[Document page image records]
========

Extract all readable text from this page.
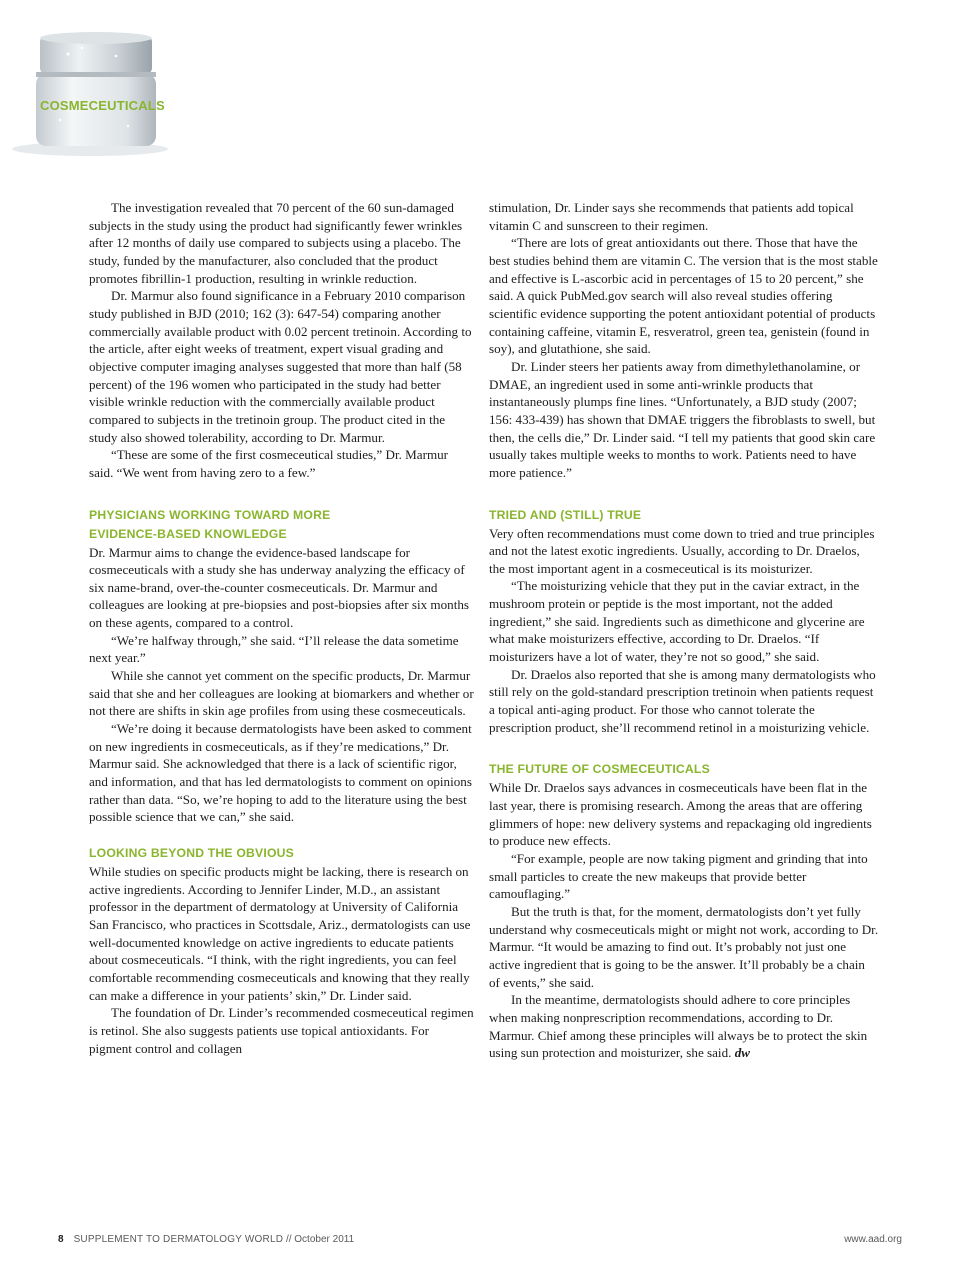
COSMECEUTICALS

The investigation revealed that 70 percent of the 60 sun-damaged subjects in the study using the product had significantly fewer wrinkles after 12 months of daily use compared to subjects using a placebo. The study, funded by the manufacturer, also concluded that the product promotes fibrillin-1 production, resulting in wrinkle reduction.

Dr. Marmur also found significance in a February 2010 comparison study published in BJD (2010; 162 (3): 647-54) comparing another commercially available product with 0.02 percent tretinoin. According to the article, after eight weeks of treatment, expert visual grading and objective computer imaging analyses suggested that more than half (58 percent) of the 196 women who participated in the study had better visible wrinkle reduction with the commercially available product compared to subjects in the tretinoin group. The product cited in the study also showed tolerability, according to Dr. Marmur.

“These are some of the first cosmeceutical studies,” Dr. Marmur said. “We went from having zero to a few.”

PHYSICIANS WORKING TOWARD MORE
EVIDENCE-BASED KNOWLEDGE

Dr. Marmur aims to change the evidence-based landscape for cosmeceuticals with a study she has underway analyzing the efficacy of six name-brand, over-the-counter cosmeceuticals. Dr. Marmur and colleagues are looking at pre-biopsies and post-biopsies after six months on these agents, compared to a control.

“We’re halfway through,” she said. “I’ll release the data sometime next year.”

While she cannot yet comment on the specific products, Dr. Marmur said that she and her colleagues are looking at biomarkers and whether or not there are shifts in skin age profiles from using these cosmeceuticals.

“We’re doing it because dermatologists have been asked to comment on new ingredients in cosmeceuticals, as if they’re medications,” Dr. Marmur said. She acknowledged that there is a lack of scientific rigor, and information, and that has led dermatologists to comment on opinions rather than data. “So, we’re hoping to add to the literature using the best possible science that we can,” she said.

LOOKING BEYOND THE OBVIOUS

While studies on specific products might be lacking, there is research on active ingredients. According to Jennifer Linder, M.D., an assistant professor in the department of dermatology at University of California San Francisco, who practices in Scottsdale, Ariz., dermatologists can use well-documented knowledge on active ingredients to educate patients about cosmeceuticals. “I think, with the right ingredients, you can feel comfortable recommending cosmeceuticals and knowing that they really can make a difference in your patients’ skin,” Dr. Linder said.

The foundation of Dr. Linder’s recommended cosmeceutical regimen is retinol. She also suggests patients use topical antioxidants. For pigment control and collagen

stimulation, Dr. Linder says she recommends that patients add topical vitamin C and sunscreen to their regimen.

“There are lots of great antioxidants out there. Those that have the best studies behind them are vitamin C. The version that is the most stable and effective is L-ascorbic acid in percentages of 15 to 20 percent,” she said. A quick PubMed.gov search will also reveal studies offering scientific evidence supporting the potent antioxidant potential of products containing caffeine, vitamin E, resveratrol, green tea, genistein (found in soy), and glutathione, she said.

Dr. Linder steers her patients away from dimethylethanolamine, or DMAE, an ingredient used in some anti-wrinkle products that instantaneously plumps fine lines. “Unfortunately, a BJD study (2007; 156: 433-439) has shown that DMAE triggers the fibroblasts to swell, but then, the cells die,” Dr. Linder said. “I tell my patients that good skin care usually takes multiple weeks to months to work. Patients need to have more patience.”

TRIED AND (STILL) TRUE

Very often recommendations must come down to tried and true principles and not the latest exotic ingredients. Usually, according to Dr. Draelos, the most important agent in a cosmeceutical is its moisturizer.

“The moisturizing vehicle that they put in the caviar extract, in the mushroom protein or peptide is the most important, not the added ingredient,” she said. Ingredients such as dimethicone and glycerine are what make moisturizers effective, according to Dr. Draelos. “If moisturizers have a lot of water, they’re not so good,” she said.

Dr. Draelos also reported that she is among many dermatologists who still rely on the gold-standard prescription tretinoin when patients request a topical anti-aging product. For those who cannot tolerate the prescription product, she’ll recommend retinol in a moisturizing vehicle.

THE FUTURE OF COSMECEUTICALS

While Dr. Draelos says advances in cosmeceuticals have been flat in the last year, there is promising research. Among the areas that are offering glimmers of hope: new delivery systems and repackaging old ingredients to produce new effects.

“For example, people are now taking pigment and grinding that into small particles to create the new makeups that provide better camouflaging.”

But the truth is that, for the moment, dermatologists don’t yet fully understand why cosmeceuticals might or might not work, according to Dr. Marmur. “It would be amazing to find out. It’s probably not just one active ingredient that is going to be the answer. It’ll probably be a chain of events,” she said.

In the meantime, dermatologists should adhere to core principles when making nonprescription recommendations, according to Dr. Marmur. Chief among these principles will always be to protect the skin using sun protection and moisturizer, she said. dw

8 SUPPLEMENT TO DERMATOLOGY WORLD // October 2011	www.aad.org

========

Write out the records word for word. Pictures stay out.

Extract all readable text from this page.
COSMECEUTICALS

The investigation revealed that 70 percent of the 60 sun-damaged subjects in the study using the product had significantly fewer wrinkles after 12 months of daily use compared to subjects using a placebo. The study, funded by the manufacturer, also concluded that the product promotes fibrillin-1 production, resulting in wrinkle reduction.

Dr. Marmur also found significance in a February 2010 comparison study published in BJD (2010; 162 (3): 647-54) comparing another commercially available product with 0.02 percent tretinoin. According to the article, after eight weeks of treatment, expert visual grading and objective computer imaging analyses suggested that more than half (58 percent) of the 196 women who participated in the study had better visible wrinkle reduction with the commercially available product compared to subjects in the tretinoin group. The product cited in the study also showed tolerability, according to Dr. Marmur.

“These are some of the first cosmeceutical studies,” Dr. Marmur said. “We went from having zero to a few.”

PHYSICIANS WORKING TOWARD MORE
EVIDENCE-BASED KNOWLEDGE

Dr. Marmur aims to change the evidence-based landscape for cosmeceuticals with a study she has underway analyzing the efficacy of six name-brand, over-the-counter cosmeceuticals. Dr. Marmur and colleagues are looking at pre-biopsies and post-biopsies after six months on these agents, compared to a control.

“We’re halfway through,” she said. “I’ll release the data sometime next year.”

While she cannot yet comment on the specific products, Dr. Marmur said that she and her colleagues are looking at biomarkers and whether or not there are shifts in skin age profiles from using these cosmeceuticals.

“We’re doing it because dermatologists have been asked to comment on new ingredients in cosmeceuticals, as if they’re medications,” Dr. Marmur said. She acknowledged that there is a lack of scientific rigor, and information, and that has led dermatologists to comment on opinions rather than data. “So, we’re hoping to add to the literature using the best possible science that we can,” she said.

LOOKING BEYOND THE OBVIOUS

While studies on specific products might be lacking, there is research on active ingredients. According to Jennifer Linder, M.D., an assistant professor in the department of dermatology at University of California San Francisco, who practices in Scottsdale, Ariz., dermatologists can use well-documented knowledge on active ingredients to educate patients about cosmeceuticals. “I think, with the right ingredients, you can feel comfortable recommending cosmeceuticals and knowing that they really can make a difference in your patients’ skin,” Dr. Linder said.

The foundation of Dr. Linder’s recommended cosmeceutical regimen is retinol. She also suggests patients use topical antioxidants. For pigment control and collagen

stimulation, Dr. Linder says she recommends that patients add topical vitamin C and sunscreen to their regimen.

“There are lots of great antioxidants out there. Those that have the best studies behind them are vitamin C. The version that is the most stable and effective is L-ascorbic acid in percentages of 15 to 20 percent,” she said. A quick PubMed.gov search will also reveal studies offering scientific evidence supporting the potent antioxidant potential of products containing caffeine, vitamin E, resveratrol, green tea, genistein (found in soy), and glutathione, she said.

Dr. Linder steers her patients away from dimethylethanolamine, or DMAE, an ingredient used in some anti-wrinkle products that instantaneously plumps fine lines. “Unfortunately, a BJD study (2007; 156: 433-439) has shown that DMAE triggers the fibroblasts to swell, but then, the cells die,” Dr. Linder said. “I tell my patients that good skin care usually takes multiple weeks to months to work. Patients need to have more patience.”

TRIED AND (STILL) TRUE

Very often recommendations must come down to tried and true principles and not the latest exotic ingredients. Usually, according to Dr. Draelos, the most important agent in a cosmeceutical is its moisturizer.

“The moisturizing vehicle that they put in the caviar extract, in the mushroom protein or peptide is the most important, not the added ingredient,” she said. Ingredients such as dimethicone and glycerine are what make moisturizers effective, according to Dr. Draelos. “If moisturizers have a lot of water, they’re not so good,” she said.

Dr. Draelos also reported that she is among many dermatologists who still rely on the gold-standard prescription tretinoin when patients request a topical anti-aging product. For those who cannot tolerate the prescription product, she’ll recommend retinol in a moisturizing vehicle.

THE FUTURE OF COSMECEUTICALS

While Dr. Draelos says advances in cosmeceuticals have been flat in the last year, there is promising research. Among the areas that are offering glimmers of hope: new delivery systems and repackaging old ingredients to produce new effects.

“For example, people are now taking pigment and grinding that into small particles to create the new makeups that provide better camouflaging.”

But the truth is that, for the moment, dermatologists don’t yet fully understand why cosmeceuticals might or might not work, according to Dr. Marmur. “It would be amazing to find out. It’s probably not just one active ingredient that is going to be the answer. It’ll probably be a chain of events,” she said.

In the meantime, dermatologists should adhere to core principles when making nonprescription recommendations, according to Dr. Marmur. Chief among these principles will always be to protect the skin using sun protection and moisturizer, she said. dw

8 SUPPLEMENT TO DERMATOLOGY WORLD // October 2011	www.aad.org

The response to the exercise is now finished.